Records from a data source:
════════════════════

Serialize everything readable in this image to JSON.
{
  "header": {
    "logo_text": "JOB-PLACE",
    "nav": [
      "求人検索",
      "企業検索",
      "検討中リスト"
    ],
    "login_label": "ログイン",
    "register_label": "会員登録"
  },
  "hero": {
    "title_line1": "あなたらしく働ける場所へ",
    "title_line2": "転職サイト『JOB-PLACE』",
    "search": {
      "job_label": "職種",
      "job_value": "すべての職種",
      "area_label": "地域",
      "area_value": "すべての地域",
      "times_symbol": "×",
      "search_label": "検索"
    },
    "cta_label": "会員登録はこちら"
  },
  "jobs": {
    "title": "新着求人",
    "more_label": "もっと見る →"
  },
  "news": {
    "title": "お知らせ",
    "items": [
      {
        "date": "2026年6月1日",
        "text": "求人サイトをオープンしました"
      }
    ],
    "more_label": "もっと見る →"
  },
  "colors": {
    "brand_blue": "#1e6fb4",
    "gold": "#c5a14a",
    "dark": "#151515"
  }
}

════════════════════

### Work to be completed
From the listing above, reproduce all the lines exactly.

### Answer for this exercise
Serialize everything readable in this image to JSON.
{
  "header": {
    "logo_text": "JOB-PLACE",
    "nav": [
      "求人検索",
      "企業検索",
      "検討中リスト"
    ],
    "login_label": "ログイン",
    "register_label": "会員登録"
  },
  "hero": {
    "title_line1": "あなたらしく働ける場所へ",
    "title_line2": "転職サイト『JOB-PLACE』",
    "search": {
      "job_label": "職種",
      "job_value": "すべての職種",
      "area_label": "地域",
      "area_value": "すべての地域",
      "times_symbol": "×",
      "search_label": "検索"
    },
    "cta_label": "会員登録はこちら"
  },
  "jobs": {
    "title": "新着求人",
    "more_label": "もっと見る →"
  },
  "news": {
    "title": "お知らせ",
    "items": [
      {
        "date": "2026年6月1日",
        "text": "求人サイトをオープンしました"
      }
    ],
    "more_label": "もっと見る →"
  },
  "colors": {
    "brand_blue": "#1e6fb4",
    "gold": "#c5a14a",
    "dark": "#151515"
  }
}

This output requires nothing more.